Exercise description: Identify all lines below that hold "theories" and collect them.

## START

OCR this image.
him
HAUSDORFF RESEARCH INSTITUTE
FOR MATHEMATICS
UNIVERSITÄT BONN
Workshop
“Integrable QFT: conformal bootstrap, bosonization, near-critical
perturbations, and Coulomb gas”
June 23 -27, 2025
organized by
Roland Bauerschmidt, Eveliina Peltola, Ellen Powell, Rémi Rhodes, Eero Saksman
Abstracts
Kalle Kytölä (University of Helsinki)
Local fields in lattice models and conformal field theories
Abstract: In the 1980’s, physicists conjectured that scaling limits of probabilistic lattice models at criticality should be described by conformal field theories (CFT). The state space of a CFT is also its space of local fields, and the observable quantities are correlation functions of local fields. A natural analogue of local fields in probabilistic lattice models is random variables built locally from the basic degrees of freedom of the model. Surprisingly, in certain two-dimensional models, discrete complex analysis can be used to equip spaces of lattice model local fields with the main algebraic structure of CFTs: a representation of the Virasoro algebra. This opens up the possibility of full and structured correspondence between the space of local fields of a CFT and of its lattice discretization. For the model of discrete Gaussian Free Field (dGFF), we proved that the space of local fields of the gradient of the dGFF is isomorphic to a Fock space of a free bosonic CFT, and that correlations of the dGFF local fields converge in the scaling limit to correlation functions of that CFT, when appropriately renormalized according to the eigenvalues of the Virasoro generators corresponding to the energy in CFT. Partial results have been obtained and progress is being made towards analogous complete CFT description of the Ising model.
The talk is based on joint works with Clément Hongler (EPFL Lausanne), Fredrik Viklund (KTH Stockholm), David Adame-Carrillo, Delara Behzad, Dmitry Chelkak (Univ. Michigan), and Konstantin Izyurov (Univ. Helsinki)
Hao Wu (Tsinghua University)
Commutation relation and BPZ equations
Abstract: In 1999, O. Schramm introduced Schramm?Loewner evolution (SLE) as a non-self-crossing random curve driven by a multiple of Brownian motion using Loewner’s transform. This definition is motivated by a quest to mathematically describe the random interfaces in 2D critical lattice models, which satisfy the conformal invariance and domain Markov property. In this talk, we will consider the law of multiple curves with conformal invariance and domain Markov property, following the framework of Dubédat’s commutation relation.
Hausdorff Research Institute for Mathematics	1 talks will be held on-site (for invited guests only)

## END

Reply to the task:
Local fields in lattice models and conformal field theories
Abstract: In the 1980’s, physicists conjectured that scaling limits of probabilistic lattice models at criticality should be described by conformal field theories (CFT). The state space of a CFT is also its space of local fields, and the observable quantities are correlation functions of local fields. A natural analogue of local fields in probabilistic lattice models is random variables built locally from the basic degrees of freedom of the model. Surprisingly, in certain two-dimensional models, discrete complex analysis can be used to equip spaces of lattice model local fields with the main algebraic structure of CFTs: a representation of the Virasoro algebra. This opens up the possibility of full and structured correspondence between the space of local fields of a CFT and of its lattice discretization. For the model of discrete Gaussian Free Field (dGFF), we proved that the space of local fields of the gradient of the dGFF is isomorphic to a Fock space of a free bosonic CFT, and that correlations of the dGFF local fields converge in the scaling limit to correlation functions of that CFT, when appropriately renormalized according to the eigenvalues of the Virasoro generators corresponding to the energy in CFT. Partial results have been obtained and progress is being made towards analogous complete CFT description of the Ising model.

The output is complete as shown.